= Dataset records =
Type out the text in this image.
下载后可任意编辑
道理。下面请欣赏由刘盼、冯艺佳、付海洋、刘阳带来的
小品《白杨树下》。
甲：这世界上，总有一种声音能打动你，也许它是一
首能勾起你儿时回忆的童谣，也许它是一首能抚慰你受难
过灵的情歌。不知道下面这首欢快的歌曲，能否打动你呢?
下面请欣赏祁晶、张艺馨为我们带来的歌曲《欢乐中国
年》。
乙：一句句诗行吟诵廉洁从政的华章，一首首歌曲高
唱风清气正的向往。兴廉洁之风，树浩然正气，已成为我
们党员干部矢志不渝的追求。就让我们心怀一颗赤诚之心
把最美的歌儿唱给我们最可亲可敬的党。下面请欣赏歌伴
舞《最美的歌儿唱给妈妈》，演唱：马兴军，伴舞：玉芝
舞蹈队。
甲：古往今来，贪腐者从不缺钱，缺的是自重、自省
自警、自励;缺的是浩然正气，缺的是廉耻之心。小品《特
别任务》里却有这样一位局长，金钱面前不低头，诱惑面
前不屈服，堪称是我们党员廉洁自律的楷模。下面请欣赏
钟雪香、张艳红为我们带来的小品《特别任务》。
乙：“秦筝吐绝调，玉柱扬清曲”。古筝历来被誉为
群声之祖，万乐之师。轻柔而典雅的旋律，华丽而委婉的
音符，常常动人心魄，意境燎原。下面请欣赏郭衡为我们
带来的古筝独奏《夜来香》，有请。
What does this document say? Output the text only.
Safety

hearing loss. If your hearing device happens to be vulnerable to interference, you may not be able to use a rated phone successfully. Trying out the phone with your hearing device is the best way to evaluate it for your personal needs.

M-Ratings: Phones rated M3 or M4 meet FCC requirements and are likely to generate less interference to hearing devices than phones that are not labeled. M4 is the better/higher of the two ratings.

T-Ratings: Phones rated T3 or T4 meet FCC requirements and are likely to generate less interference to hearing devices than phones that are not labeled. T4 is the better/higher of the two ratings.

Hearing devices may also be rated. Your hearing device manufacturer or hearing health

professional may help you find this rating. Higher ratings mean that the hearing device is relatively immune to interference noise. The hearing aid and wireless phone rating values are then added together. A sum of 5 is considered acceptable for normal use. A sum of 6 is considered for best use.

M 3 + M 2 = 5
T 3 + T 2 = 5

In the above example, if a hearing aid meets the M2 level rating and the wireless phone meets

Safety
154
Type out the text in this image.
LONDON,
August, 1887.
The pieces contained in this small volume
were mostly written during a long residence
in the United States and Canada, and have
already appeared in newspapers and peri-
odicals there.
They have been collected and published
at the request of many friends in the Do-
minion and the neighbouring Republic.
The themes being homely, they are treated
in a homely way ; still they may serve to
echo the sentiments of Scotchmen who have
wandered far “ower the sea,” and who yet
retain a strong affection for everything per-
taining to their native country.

= Required task =
Your task is to repeat every entry exactly.

= Exercise solution =
Type out the text in this image.
下载后可任意编辑
道理。下面请欣赏由刘盼、冯艺佳、付海洋、刘阳带来的
小品《白杨树下》。
甲：这世界上，总有一种声音能打动你，也许它是一
首能勾起你儿时回忆的童谣，也许它是一首能抚慰你受难
过灵的情歌。不知道下面这首欢快的歌曲，能否打动你呢?
下面请欣赏祁晶、张艺馨为我们带来的歌曲《欢乐中国
年》。
乙：一句句诗行吟诵廉洁从政的华章，一首首歌曲高
唱风清气正的向往。兴廉洁之风，树浩然正气，已成为我
们党员干部矢志不渝的追求。就让我们心怀一颗赤诚之心
把最美的歌儿唱给我们最可亲可敬的党。下面请欣赏歌伴
舞《最美的歌儿唱给妈妈》，演唱：马兴军，伴舞：玉芝
舞蹈队。
甲：古往今来，贪腐者从不缺钱，缺的是自重、自省
自警、自励;缺的是浩然正气，缺的是廉耻之心。小品《特
别任务》里却有这样一位局长，金钱面前不低头，诱惑面
前不屈服，堪称是我们党员廉洁自律的楷模。下面请欣赏
钟雪香、张艳红为我们带来的小品《特别任务》。
乙：“秦筝吐绝调，玉柱扬清曲”。古筝历来被誉为
群声之祖，万乐之师。轻柔而典雅的旋律，华丽而委婉的
音符，常常动人心魄，意境燎原。下面请欣赏郭衡为我们
带来的古筝独奏《夜来香》，有请。
What does this document say? Output the text only.
Safety

hearing loss. If your hearing device happens to be vulnerable to interference, you may not be able to use a rated phone successfully. Trying out the phone with your hearing device is the best way to evaluate it for your personal needs.

M-Ratings: Phones rated M3 or M4 meet FCC requirements and are likely to generate less interference to hearing devices than phones that are not labeled. M4 is the better/higher of the two ratings.

T-Ratings: Phones rated T3 or T4 meet FCC requirements and are likely to generate less interference to hearing devices than phones that are not labeled. T4 is the better/higher of the two ratings.

Hearing devices may also be rated. Your hearing device manufacturer or hearing health

professional may help you find this rating. Higher ratings mean that the hearing device is relatively immune to interference noise. The hearing aid and wireless phone rating values are then added together. A sum of 5 is considered acceptable for normal use. A sum of 6 is considered for best use.

M 3 + M 2 = 5
T 3 + T 2 = 5

In the above example, if a hearing aid meets the M2 level rating and the wireless phone meets

Safety
154
Type out the text in this image.
LONDON,
August, 1887.
The pieces contained in this small volume
were mostly written during a long residence
in the United States and Canada, and have
already appeared in newspapers and peri-
odicals there.
They have been collected and published
at the request of many friends in the Do-
minion and the neighbouring Republic.
The themes being homely, they are treated
in a homely way ; still they may serve to
echo the sentiments of Scotchmen who have
wandered far “ower the sea,” and who yet
retain a strong affection for everything per-
taining to their native country.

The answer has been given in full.